== RECORDS PROVIDED ==
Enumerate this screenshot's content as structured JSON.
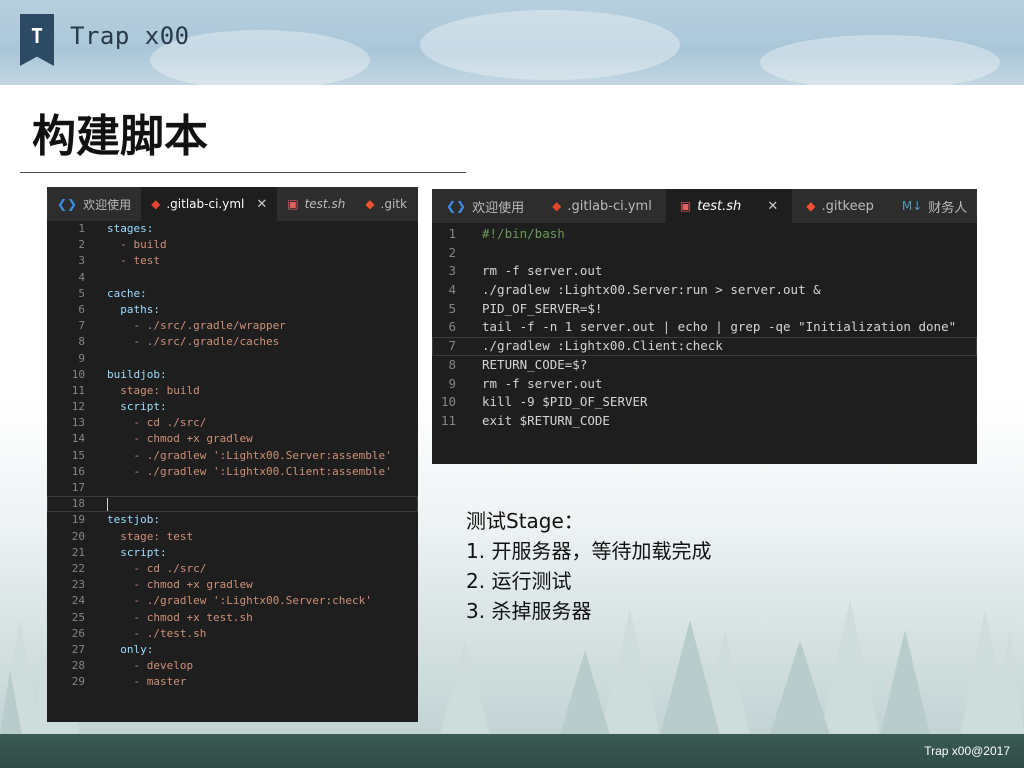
{
  "brand": {
    "badge_letter": "T",
    "title": "Trap x00"
  },
  "page": {
    "title": "构建脚本"
  },
  "left_editor": {
    "tabs": [
      {
        "label": "欢迎使用",
        "icon": "vscode-icon",
        "icon_color": "#3b8eea",
        "active": false,
        "closable": false
      },
      {
        "label": ".gitlab-ci.yml",
        "icon": "gitlab-icon",
        "icon_color": "#e2432a",
        "active": true,
        "closable": true
      },
      {
        "label": "test.sh",
        "icon": "terminal-icon",
        "icon_color": "#e25f5f",
        "active": false,
        "closable": false
      },
      {
        "label": ".gitk",
        "icon": "git-icon",
        "icon_color": "#f05133",
        "active": false,
        "closable": false
      }
    ],
    "close_glyph": "✕",
    "lines": [
      {
        "n": "1",
        "text": "stages:"
      },
      {
        "n": "2",
        "text": "  - build"
      },
      {
        "n": "3",
        "text": "  - test"
      },
      {
        "n": "4",
        "text": ""
      },
      {
        "n": "5",
        "text": "cache:"
      },
      {
        "n": "6",
        "text": "  paths:"
      },
      {
        "n": "7",
        "text": "    - ./src/.gradle/wrapper"
      },
      {
        "n": "8",
        "text": "    - ./src/.gradle/caches"
      },
      {
        "n": "9",
        "text": ""
      },
      {
        "n": "10",
        "text": "buildjob:"
      },
      {
        "n": "11",
        "text": "  stage: build"
      },
      {
        "n": "12",
        "text": "  script:"
      },
      {
        "n": "13",
        "text": "    - cd ./src/"
      },
      {
        "n": "14",
        "text": "    - chmod +x gradlew"
      },
      {
        "n": "15",
        "text": "    - ./gradlew ':Lightx00.Server:assemble'"
      },
      {
        "n": "16",
        "text": "    - ./gradlew ':Lightx00.Client:assemble'"
      },
      {
        "n": "17",
        "text": ""
      },
      {
        "n": "18",
        "text": ""
      },
      {
        "n": "19",
        "text": "testjob:"
      },
      {
        "n": "20",
        "text": "  stage: test"
      },
      {
        "n": "21",
        "text": "  script:"
      },
      {
        "n": "22",
        "text": "    - cd ./src/"
      },
      {
        "n": "23",
        "text": "    - chmod +x gradlew"
      },
      {
        "n": "24",
        "text": "    - ./gradlew ':Lightx00.Server:check'"
      },
      {
        "n": "25",
        "text": "    - chmod +x test.sh"
      },
      {
        "n": "26",
        "text": "    - ./test.sh"
      },
      {
        "n": "27",
        "text": "  only:"
      },
      {
        "n": "28",
        "text": "    - develop"
      },
      {
        "n": "29",
        "text": "    - master"
      }
    ]
  },
  "right_editor": {
    "tabs": [
      {
        "label": "欢迎使用",
        "icon": "vscode-icon",
        "icon_color": "#3b8eea",
        "active": false,
        "closable": false
      },
      {
        "label": ".gitlab-ci.yml",
        "icon": "gitlab-icon",
        "icon_color": "#e2432a",
        "active": false,
        "closable": false
      },
      {
        "label": "test.sh",
        "icon": "terminal-icon",
        "icon_color": "#e25f5f",
        "active": true,
        "closable": true
      },
      {
        "label": ".gitkeep",
        "icon": "git-icon",
        "icon_color": "#f05133",
        "active": false,
        "closable": false
      },
      {
        "label": "财务人",
        "icon": "markdown-icon",
        "icon_color": "#519aba",
        "active": false,
        "closable": false
      }
    ],
    "close_glyph": "✕",
    "lines": [
      {
        "n": "1",
        "text": "#!/bin/bash"
      },
      {
        "n": "2",
        "text": ""
      },
      {
        "n": "3",
        "text": "rm -f server.out"
      },
      {
        "n": "4",
        "text": "./gradlew :Lightx00.Server:run > server.out &"
      },
      {
        "n": "5",
        "text": "PID_OF_SERVER=$!"
      },
      {
        "n": "6",
        "text": "tail -f -n 1 server.out | echo | grep -qe \"Initialization done\""
      },
      {
        "n": "7",
        "text": "./gradlew :Lightx00.Client:check"
      },
      {
        "n": "8",
        "text": "RETURN_CODE=$?"
      },
      {
        "n": "9",
        "text": "rm -f server.out"
      },
      {
        "n": "10",
        "text": "kill -9 $PID_OF_SERVER"
      },
      {
        "n": "11",
        "text": "exit $RETURN_CODE"
      }
    ]
  },
  "notes": {
    "heading": "测试Stage：",
    "items": [
      "1. 开服务器，等待加载完成",
      "2. 运行测试",
      "3. 杀掉服务器"
    ]
  },
  "footer": {
    "text": "Trap x00@2017"
  }
}
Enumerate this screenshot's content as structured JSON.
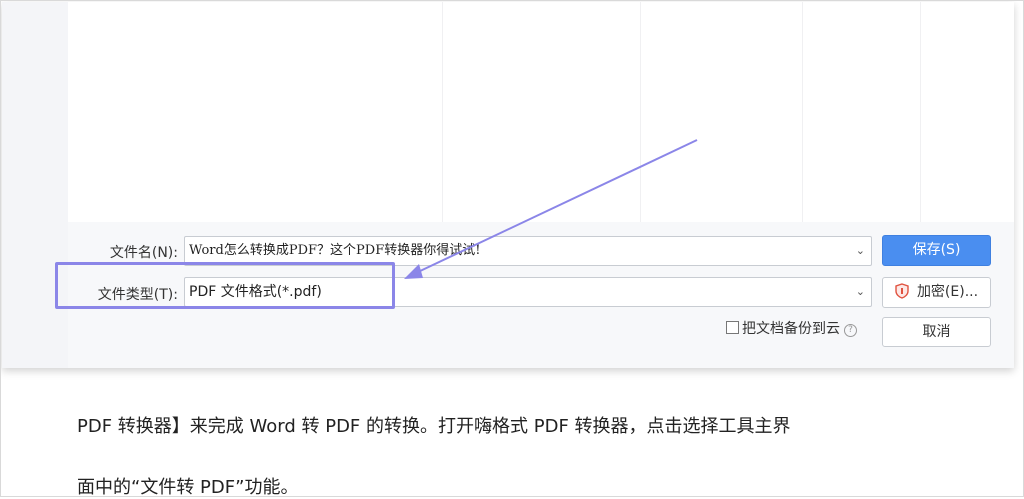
===
» GIVEN INSTRUCTION:
Which lines contain the word "check"? Return each of them.

» REPLY:
        "text": "    - ./gradlew ':Lightx00.Server:check'"
        "text": "./gradlew :Lightx00.Client:check"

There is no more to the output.